## Request
Extract the complete data exactly as given.

## Records for the task
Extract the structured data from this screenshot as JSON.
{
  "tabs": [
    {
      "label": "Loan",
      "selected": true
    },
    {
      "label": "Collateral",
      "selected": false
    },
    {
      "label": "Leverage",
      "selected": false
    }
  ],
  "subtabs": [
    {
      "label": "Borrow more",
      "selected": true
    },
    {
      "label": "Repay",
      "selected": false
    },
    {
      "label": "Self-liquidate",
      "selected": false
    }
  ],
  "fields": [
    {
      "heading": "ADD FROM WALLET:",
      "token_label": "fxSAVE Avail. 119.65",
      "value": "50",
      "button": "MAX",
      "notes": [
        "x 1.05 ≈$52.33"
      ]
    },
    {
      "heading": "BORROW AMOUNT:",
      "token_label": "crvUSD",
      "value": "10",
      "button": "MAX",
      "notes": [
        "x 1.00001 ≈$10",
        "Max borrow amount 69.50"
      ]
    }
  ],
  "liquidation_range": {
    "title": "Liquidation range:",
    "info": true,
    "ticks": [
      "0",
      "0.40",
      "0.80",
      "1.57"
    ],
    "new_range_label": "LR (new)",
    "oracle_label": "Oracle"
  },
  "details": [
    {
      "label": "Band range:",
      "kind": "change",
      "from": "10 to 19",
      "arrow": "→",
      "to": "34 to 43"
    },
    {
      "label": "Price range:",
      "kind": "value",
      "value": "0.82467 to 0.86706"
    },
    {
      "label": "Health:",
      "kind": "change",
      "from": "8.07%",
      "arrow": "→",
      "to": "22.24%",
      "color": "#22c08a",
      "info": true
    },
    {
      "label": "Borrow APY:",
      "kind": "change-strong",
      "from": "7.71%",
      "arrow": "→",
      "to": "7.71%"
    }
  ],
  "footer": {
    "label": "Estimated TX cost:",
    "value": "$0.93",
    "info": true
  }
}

## Task solution
Extract the structured data from this screenshot as JSON.
{
  "tabs": [
    {
      "label": "Loan",
      "selected": true
    },
    {
      "label": "Collateral",
      "selected": false
    },
    {
      "label": "Leverage",
      "selected": false
    }
  ],
  "subtabs": [
    {
      "label": "Borrow more",
      "selected": true
    },
    {
      "label": "Repay",
      "selected": false
    },
    {
      "label": "Self-liquidate",
      "selected": false
    }
  ],
  "fields": [
    {
      "heading": "ADD FROM WALLET:",
      "token_label": "fxSAVE Avail. 119.65",
      "value": "50",
      "button": "MAX",
      "notes": [
        "x 1.05 ≈$52.33"
      ]
    },
    {
      "heading": "BORROW AMOUNT:",
      "token_label": "crvUSD",
      "value": "10",
      "button": "MAX",
      "notes": [
        "x 1.00001 ≈$10",
        "Max borrow amount 69.50"
      ]
    }
  ],
  "liquidation_range": {
    "title": "Liquidation range:",
    "info": true,
    "ticks": [
      "0",
      "0.40",
      "0.80",
      "1.57"
    ],
    "new_range_label": "LR (new)",
    "oracle_label": "Oracle"
  },
  "details": [
    {
      "label": "Band range:",
      "kind": "change",
      "from": "10 to 19",
      "arrow": "→",
      "to": "34 to 43"
    },
    {
      "label": "Price range:",
      "kind": "value",
      "value": "0.82467 to 0.86706"
    },
    {
      "label": "Health:",
      "kind": "change",
      "from": "8.07%",
      "arrow": "→",
      "to": "22.24%",
      "color": "#22c08a",
      "info": true
    },
    {
      "label": "Borrow APY:",
      "kind": "change-strong",
      "from": "7.71%",
      "arrow": "→",
      "to": "7.71%"
    }
  ],
  "footer": {
    "label": "Estimated TX cost:",
    "value": "$0.93",
    "info": true
  }
}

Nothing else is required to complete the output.